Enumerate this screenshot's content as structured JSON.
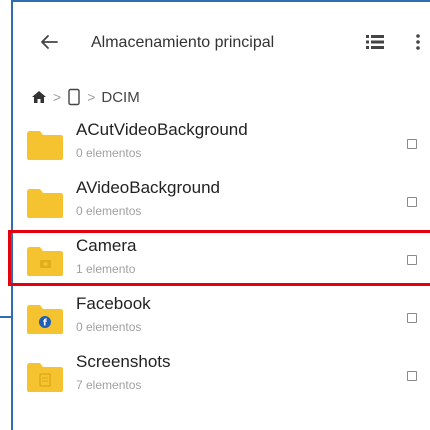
{
  "toolbar": {
    "back_icon": "arrow-left-icon",
    "title": "Almacenamiento principal",
    "view_icon": "list-view-icon",
    "more_icon": "more-vertical-icon"
  },
  "breadcrumb": {
    "home_icon": "home-icon",
    "device_icon": "phone-icon",
    "separator": ">",
    "current": "DCIM"
  },
  "folders": [
    {
      "name": "ACutVideoBackground",
      "count": "0 elementos",
      "icon": "folder-icon"
    },
    {
      "name": "AVideoBackground",
      "count": "0 elementos",
      "icon": "folder-icon"
    },
    {
      "name": "Camera",
      "count": "1 elemento",
      "icon": "camera-folder-icon"
    },
    {
      "name": "Facebook",
      "count": "0 elementos",
      "icon": "facebook-folder-icon"
    },
    {
      "name": "Screenshots",
      "count": "7 elementos",
      "icon": "screenshots-folder-icon"
    }
  ],
  "colors": {
    "folder": "#f5c230",
    "folder_dark": "#e2ad1a",
    "highlight": "#e4000f",
    "frame": "#2f6db2",
    "facebook_badge": "#1f5fb8"
  }
}
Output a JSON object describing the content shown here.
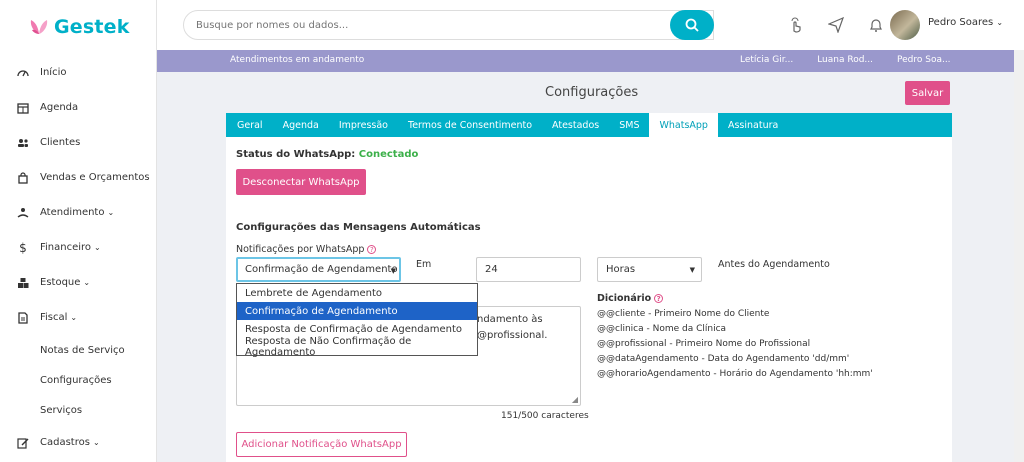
{
  "app": {
    "name": "Gestek"
  },
  "search": {
    "placeholder": "Busque por nomes ou dados..."
  },
  "user": {
    "name": "Pedro Soares"
  },
  "sidebar": {
    "items": [
      {
        "label": "Início",
        "icon": "dashboard-icon"
      },
      {
        "label": "Agenda",
        "icon": "calendar-icon"
      },
      {
        "label": "Clientes",
        "icon": "users-icon"
      },
      {
        "label": "Vendas e Orçamentos",
        "icon": "shopping-bag-icon"
      },
      {
        "label": "Atendimento",
        "icon": "service-icon"
      },
      {
        "label": "Financeiro",
        "icon": "dollar-icon"
      },
      {
        "label": "Estoque",
        "icon": "boxes-icon"
      },
      {
        "label": "Fiscal",
        "icon": "file-icon"
      }
    ],
    "sub_items": [
      "Notas de Serviço",
      "Configurações",
      "Serviços"
    ],
    "cadastros": "Cadastros"
  },
  "statusbar": {
    "label": "Atendimentos em andamento",
    "names": [
      "Letícia Gir...",
      "Luana Rod...",
      "Pedro Soa..."
    ]
  },
  "page": {
    "title": "Configurações",
    "save_label": "Salvar"
  },
  "tabs": [
    "Geral",
    "Agenda",
    "Impressão",
    "Termos de Consentimento",
    "Atestados",
    "SMS",
    "WhatsApp",
    "Assinatura"
  ],
  "whatsapp": {
    "status_label": "Status do WhatsApp:",
    "status_value": "Conectado",
    "disconnect_label": "Desconectar WhatsApp",
    "section_title": "Configurações das Mensagens Automáticas",
    "notif_label": "Notificações por WhatsApp",
    "selected_type": "Confirmação de Agendamento",
    "options": [
      "Lembrete de Agendamento",
      "Confirmação de Agendamento",
      "Resposta de Confirmação de Agendamento",
      "Resposta de Não Confirmação de Agendamento"
    ],
    "em_label": "Em",
    "amount": "24",
    "unit": "Horas",
    "antes_label": "Antes do Agendamento",
    "message_line1": "ndamento às",
    "message_line2": "@profissional.",
    "counter": "151/500 caracteres",
    "dict_title": "Dicionário",
    "dictionary": [
      "@@cliente - Primeiro Nome do Cliente",
      "@@clinica - Nome da Clínica",
      "@@profissional - Primeiro Nome do Profissional",
      "@@dataAgendamento - Data do Agendamento 'dd/mm'",
      "@@horarioAgendamento - Horário do Agendamento 'hh:mm'"
    ],
    "add_label": "Adicionar Notificação WhatsApp"
  },
  "colors": {
    "brand": "#00b0c8",
    "accent": "#e0508a",
    "statusbar": "#9a98cc",
    "success": "#3cb04a"
  }
}
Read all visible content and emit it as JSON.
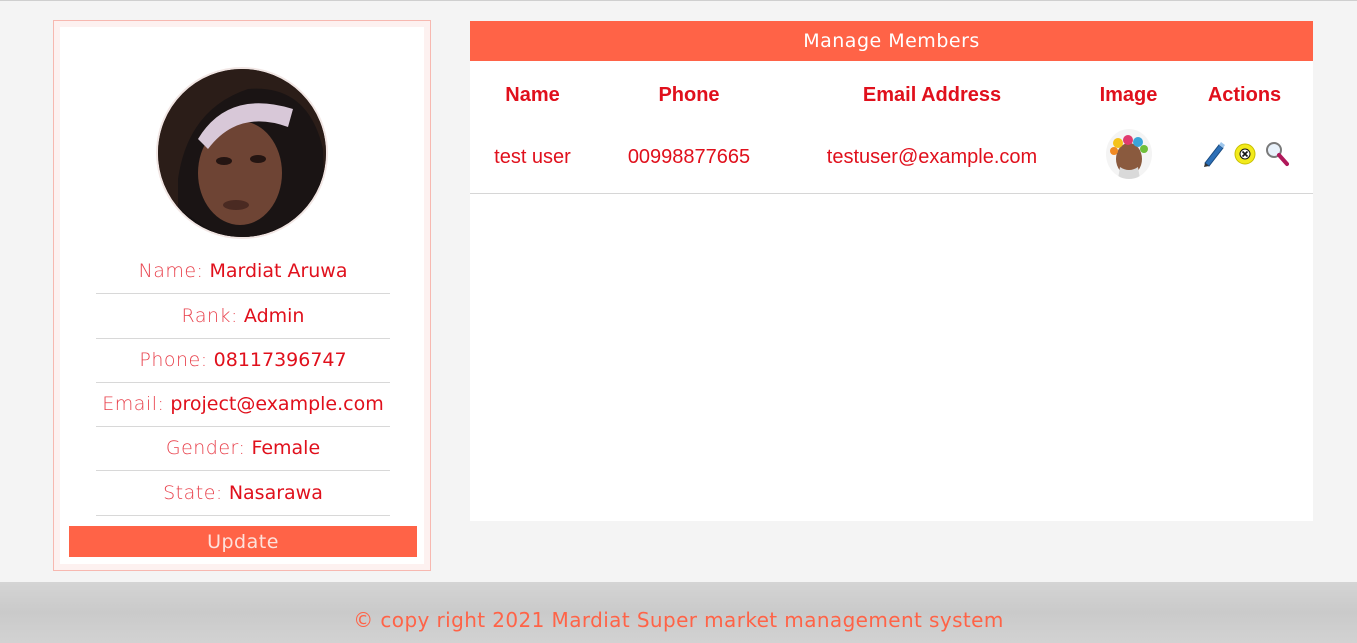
{
  "profile": {
    "avatar_icon": "user-photo",
    "rows": [
      {
        "label": "Name:",
        "value": "Mardiat Aruwa"
      },
      {
        "label": "Rank:",
        "value": "Admin"
      },
      {
        "label": "Phone:",
        "value": "08117396747"
      },
      {
        "label": "Email:",
        "value": "project@example.com"
      },
      {
        "label": "Gender:",
        "value": "Female"
      },
      {
        "label": "State:",
        "value": "Nasarawa"
      }
    ],
    "update_label": "Update"
  },
  "members": {
    "title": "Manage Members",
    "columns": [
      "Name",
      "Phone",
      "Email Address",
      "Image",
      "Actions"
    ],
    "rows": [
      {
        "name": "test user",
        "phone": "00998877665",
        "email": "testuser@example.com",
        "image_icon": "member-photo",
        "actions": [
          "edit-icon",
          "delete-icon",
          "view-icon"
        ]
      }
    ]
  },
  "footer": {
    "text": "© copy right 2021 Mardiat Super market management system"
  },
  "colors": {
    "accent": "#ff6347",
    "text_red": "#e0101c",
    "background": "#f4f4f4"
  }
}
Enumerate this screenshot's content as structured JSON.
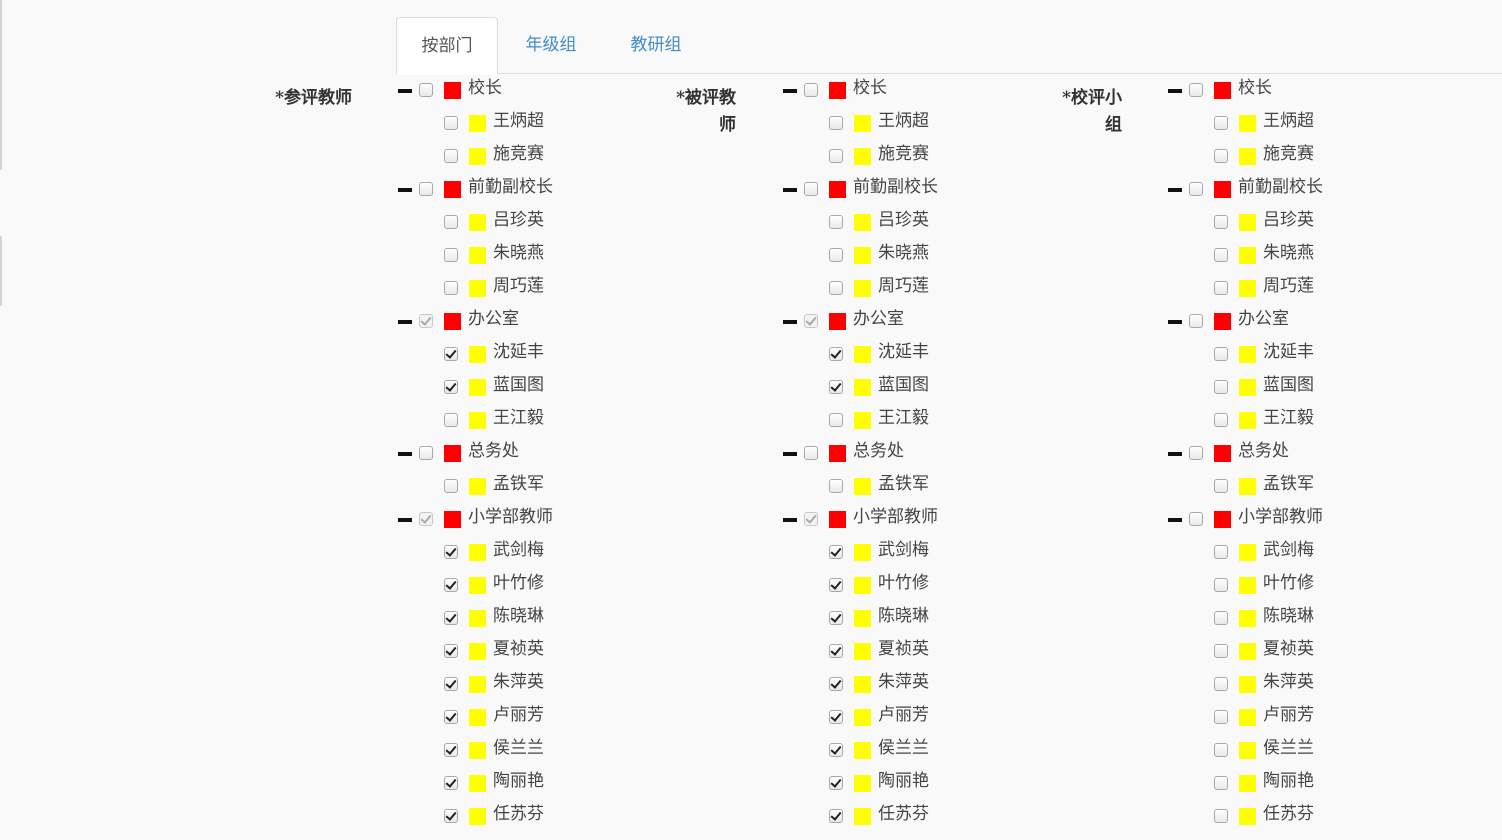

# [EXERCISE PROMPT]
In the material above, show every line where the word "Resposta" turns up.

# [COMPLETED EXERCISE]
      "Resposta de Confirmação de Agendamento",
      "Resposta de Não Confirmação de Agendamento"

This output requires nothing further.